__Written task__
Print each of the entries exactly, leaving nothing out.

__Given data__

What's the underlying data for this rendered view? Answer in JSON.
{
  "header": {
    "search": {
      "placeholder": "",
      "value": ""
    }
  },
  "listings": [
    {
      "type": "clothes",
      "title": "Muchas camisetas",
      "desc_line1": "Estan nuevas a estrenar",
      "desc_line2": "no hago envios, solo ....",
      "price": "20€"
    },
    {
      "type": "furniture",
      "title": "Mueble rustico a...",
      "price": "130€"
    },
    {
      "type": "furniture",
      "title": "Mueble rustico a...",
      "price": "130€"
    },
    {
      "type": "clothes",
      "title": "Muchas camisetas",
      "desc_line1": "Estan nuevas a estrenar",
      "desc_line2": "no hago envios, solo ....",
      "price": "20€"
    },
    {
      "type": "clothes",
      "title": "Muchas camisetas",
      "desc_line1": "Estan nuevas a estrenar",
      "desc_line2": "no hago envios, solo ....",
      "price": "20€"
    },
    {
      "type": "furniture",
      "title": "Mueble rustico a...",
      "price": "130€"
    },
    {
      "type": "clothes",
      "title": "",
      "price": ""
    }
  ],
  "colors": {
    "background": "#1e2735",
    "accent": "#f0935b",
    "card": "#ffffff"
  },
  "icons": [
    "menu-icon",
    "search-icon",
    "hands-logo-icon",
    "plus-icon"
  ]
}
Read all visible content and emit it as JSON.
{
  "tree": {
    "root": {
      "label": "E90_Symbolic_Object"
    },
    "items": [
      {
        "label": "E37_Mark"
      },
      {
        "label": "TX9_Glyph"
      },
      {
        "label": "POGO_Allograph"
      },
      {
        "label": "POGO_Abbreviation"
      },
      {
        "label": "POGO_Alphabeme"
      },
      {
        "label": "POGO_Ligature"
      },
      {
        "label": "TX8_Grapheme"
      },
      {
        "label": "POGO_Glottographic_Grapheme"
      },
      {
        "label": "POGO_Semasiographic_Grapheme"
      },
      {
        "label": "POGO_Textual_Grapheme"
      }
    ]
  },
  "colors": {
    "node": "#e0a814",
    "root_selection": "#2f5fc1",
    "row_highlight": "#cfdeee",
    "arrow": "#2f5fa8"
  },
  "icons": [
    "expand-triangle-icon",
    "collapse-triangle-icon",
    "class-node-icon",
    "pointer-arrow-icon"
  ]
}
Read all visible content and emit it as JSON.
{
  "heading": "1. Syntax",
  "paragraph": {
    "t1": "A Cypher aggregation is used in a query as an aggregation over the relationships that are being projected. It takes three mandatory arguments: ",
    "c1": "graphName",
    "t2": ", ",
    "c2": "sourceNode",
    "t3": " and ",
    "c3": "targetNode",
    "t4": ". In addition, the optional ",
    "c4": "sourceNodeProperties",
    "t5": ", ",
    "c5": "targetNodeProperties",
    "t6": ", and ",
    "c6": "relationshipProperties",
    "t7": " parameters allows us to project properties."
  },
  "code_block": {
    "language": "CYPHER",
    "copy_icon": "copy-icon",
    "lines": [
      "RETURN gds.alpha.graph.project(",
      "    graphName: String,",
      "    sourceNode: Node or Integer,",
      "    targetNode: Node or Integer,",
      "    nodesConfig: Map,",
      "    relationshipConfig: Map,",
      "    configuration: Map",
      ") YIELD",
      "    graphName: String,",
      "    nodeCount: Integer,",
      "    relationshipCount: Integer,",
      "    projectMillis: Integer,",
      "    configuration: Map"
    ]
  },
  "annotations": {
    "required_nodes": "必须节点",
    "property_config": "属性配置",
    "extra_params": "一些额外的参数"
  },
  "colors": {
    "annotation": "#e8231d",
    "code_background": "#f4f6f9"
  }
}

__Answer__
What's the underlying data for this rendered view? Answer in JSON.
{
  "header": {
    "search": {
      "placeholder": "",
      "value": ""
    }
  },
  "listings": [
    {
      "type": "clothes",
      "title": "Muchas camisetas",
      "desc_line1": "Estan nuevas a estrenar",
      "desc_line2": "no hago envios, solo ....",
      "price": "20€"
    },
    {
      "type": "furniture",
      "title": "Mueble rustico a...",
      "price": "130€"
    },
    {
      "type": "furniture",
      "title": "Mueble rustico a...",
      "price": "130€"
    },
    {
      "type": "clothes",
      "title": "Muchas camisetas",
      "desc_line1": "Estan nuevas a estrenar",
      "desc_line2": "no hago envios, solo ....",
      "price": "20€"
    },
    {
      "type": "clothes",
      "title": "Muchas camisetas",
      "desc_line1": "Estan nuevas a estrenar",
      "desc_line2": "no hago envios, solo ....",
      "price": "20€"
    },
    {
      "type": "furniture",
      "title": "Mueble rustico a...",
      "price": "130€"
    },
    {
      "type": "clothes",
      "title": "",
      "price": ""
    }
  ],
  "colors": {
    "background": "#1e2735",
    "accent": "#f0935b",
    "card": "#ffffff"
  },
  "icons": [
    "menu-icon",
    "search-icon",
    "hands-logo-icon",
    "plus-icon"
  ]
}
Read all visible content and emit it as JSON.
{
  "tree": {
    "root": {
      "label": "E90_Symbolic_Object"
    },
    "items": [
      {
        "label": "E37_Mark"
      },
      {
        "label": "TX9_Glyph"
      },
      {
        "label": "POGO_Allograph"
      },
      {
        "label": "POGO_Abbreviation"
      },
      {
        "label": "POGO_Alphabeme"
      },
      {
        "label": "POGO_Ligature"
      },
      {
        "label": "TX8_Grapheme"
      },
      {
        "label": "POGO_Glottographic_Grapheme"
      },
      {
        "label": "POGO_Semasiographic_Grapheme"
      },
      {
        "label": "POGO_Textual_Grapheme"
      }
    ]
  },
  "colors": {
    "node": "#e0a814",
    "root_selection": "#2f5fc1",
    "row_highlight": "#cfdeee",
    "arrow": "#2f5fa8"
  },
  "icons": [
    "expand-triangle-icon",
    "collapse-triangle-icon",
    "class-node-icon",
    "pointer-arrow-icon"
  ]
}
Read all visible content and emit it as JSON.
{
  "heading": "1. Syntax",
  "paragraph": {
    "t1": "A Cypher aggregation is used in a query as an aggregation over the relationships that are being projected. It takes three mandatory arguments: ",
    "c1": "graphName",
    "t2": ", ",
    "c2": "sourceNode",
    "t3": " and ",
    "c3": "targetNode",
    "t4": ". In addition, the optional ",
    "c4": "sourceNodeProperties",
    "t5": ", ",
    "c5": "targetNodeProperties",
    "t6": ", and ",
    "c6": "relationshipProperties",
    "t7": " parameters allows us to project properties."
  },
  "code_block": {
    "language": "CYPHER",
    "copy_icon": "copy-icon",
    "lines": [
      "RETURN gds.alpha.graph.project(",
      "    graphName: String,",
      "    sourceNode: Node or Integer,",
      "    targetNode: Node or Integer,",
      "    nodesConfig: Map,",
      "    relationshipConfig: Map,",
      "    configuration: Map",
      ") YIELD",
      "    graphName: String,",
      "    nodeCount: Integer,",
      "    relationshipCount: Integer,",
      "    projectMillis: Integer,",
      "    configuration: Map"
    ]
  },
  "annotations": {
    "required_nodes": "必须节点",
    "property_config": "属性配置",
    "extra_params": "一些额外的参数"
  },
  "colors": {
    "annotation": "#e8231d",
    "code_background": "#f4f6f9"
  }
}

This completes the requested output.